[start Extracted material]

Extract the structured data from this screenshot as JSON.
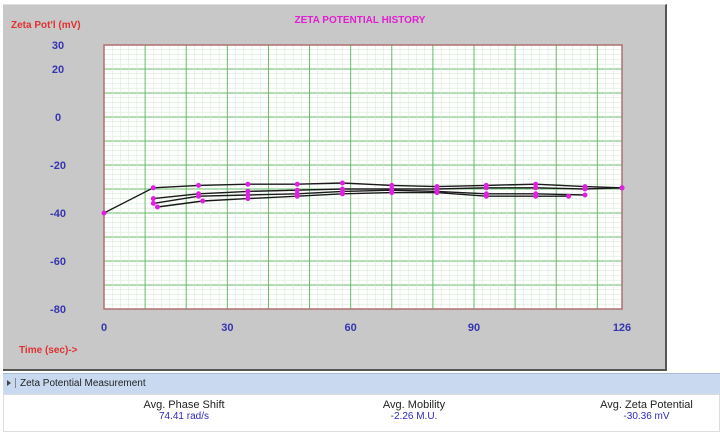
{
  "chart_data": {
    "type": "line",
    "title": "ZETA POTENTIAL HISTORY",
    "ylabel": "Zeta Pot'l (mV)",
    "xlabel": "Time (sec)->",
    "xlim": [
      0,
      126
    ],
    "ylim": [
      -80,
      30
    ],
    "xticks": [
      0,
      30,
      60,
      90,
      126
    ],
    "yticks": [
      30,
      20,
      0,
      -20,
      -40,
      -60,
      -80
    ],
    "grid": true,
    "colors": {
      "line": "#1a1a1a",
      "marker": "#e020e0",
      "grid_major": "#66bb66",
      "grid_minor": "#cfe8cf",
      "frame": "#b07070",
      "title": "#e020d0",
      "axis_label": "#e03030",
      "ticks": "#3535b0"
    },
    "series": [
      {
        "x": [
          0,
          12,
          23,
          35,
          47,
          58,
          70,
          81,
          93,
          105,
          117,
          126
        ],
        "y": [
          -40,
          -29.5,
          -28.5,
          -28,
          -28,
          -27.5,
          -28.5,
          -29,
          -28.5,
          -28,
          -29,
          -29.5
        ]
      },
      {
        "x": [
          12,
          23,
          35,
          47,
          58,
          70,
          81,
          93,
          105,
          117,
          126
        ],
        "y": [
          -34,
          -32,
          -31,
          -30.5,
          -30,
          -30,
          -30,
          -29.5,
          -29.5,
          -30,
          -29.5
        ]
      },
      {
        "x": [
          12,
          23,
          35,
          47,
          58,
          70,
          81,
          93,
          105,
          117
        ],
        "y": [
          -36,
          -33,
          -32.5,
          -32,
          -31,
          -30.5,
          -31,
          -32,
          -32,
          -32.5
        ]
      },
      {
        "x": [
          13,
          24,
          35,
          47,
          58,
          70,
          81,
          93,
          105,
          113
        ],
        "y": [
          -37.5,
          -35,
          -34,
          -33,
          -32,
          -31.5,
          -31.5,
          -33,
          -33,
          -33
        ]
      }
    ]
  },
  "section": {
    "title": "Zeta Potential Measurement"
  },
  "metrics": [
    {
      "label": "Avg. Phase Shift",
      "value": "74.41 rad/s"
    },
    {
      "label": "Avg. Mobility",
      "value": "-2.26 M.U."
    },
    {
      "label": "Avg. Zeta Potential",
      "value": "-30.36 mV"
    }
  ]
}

[end Extracted material]

— Exercise objective —
Make an exact copy of the data above, pictures excluded.

— Worked solution —
Extract the structured data from this screenshot as JSON.
{
  "chart_data": {
    "type": "line",
    "title": "ZETA POTENTIAL HISTORY",
    "ylabel": "Zeta Pot'l (mV)",
    "xlabel": "Time (sec)->",
    "xlim": [
      0,
      126
    ],
    "ylim": [
      -80,
      30
    ],
    "xticks": [
      0,
      30,
      60,
      90,
      126
    ],
    "yticks": [
      30,
      20,
      0,
      -20,
      -40,
      -60,
      -80
    ],
    "grid": true,
    "colors": {
      "line": "#1a1a1a",
      "marker": "#e020e0",
      "grid_major": "#66bb66",
      "grid_minor": "#cfe8cf",
      "frame": "#b07070",
      "title": "#e020d0",
      "axis_label": "#e03030",
      "ticks": "#3535b0"
    },
    "series": [
      {
        "x": [
          0,
          12,
          23,
          35,
          47,
          58,
          70,
          81,
          93,
          105,
          117,
          126
        ],
        "y": [
          -40,
          -29.5,
          -28.5,
          -28,
          -28,
          -27.5,
          -28.5,
          -29,
          -28.5,
          -28,
          -29,
          -29.5
        ]
      },
      {
        "x": [
          12,
          23,
          35,
          47,
          58,
          70,
          81,
          93,
          105,
          117,
          126
        ],
        "y": [
          -34,
          -32,
          -31,
          -30.5,
          -30,
          -30,
          -30,
          -29.5,
          -29.5,
          -30,
          -29.5
        ]
      },
      {
        "x": [
          12,
          23,
          35,
          47,
          58,
          70,
          81,
          93,
          105,
          117
        ],
        "y": [
          -36,
          -33,
          -32.5,
          -32,
          -31,
          -30.5,
          -31,
          -32,
          -32,
          -32.5
        ]
      },
      {
        "x": [
          13,
          24,
          35,
          47,
          58,
          70,
          81,
          93,
          105,
          113
        ],
        "y": [
          -37.5,
          -35,
          -34,
          -33,
          -32,
          -31.5,
          -31.5,
          -33,
          -33,
          -33
        ]
      }
    ]
  },
  "section": {
    "title": "Zeta Potential Measurement"
  },
  "metrics": [
    {
      "label": "Avg. Phase Shift",
      "value": "74.41 rad/s"
    },
    {
      "label": "Avg. Mobility",
      "value": "-2.26 M.U."
    },
    {
      "label": "Avg. Zeta Potential",
      "value": "-30.36 mV"
    }
  ]
}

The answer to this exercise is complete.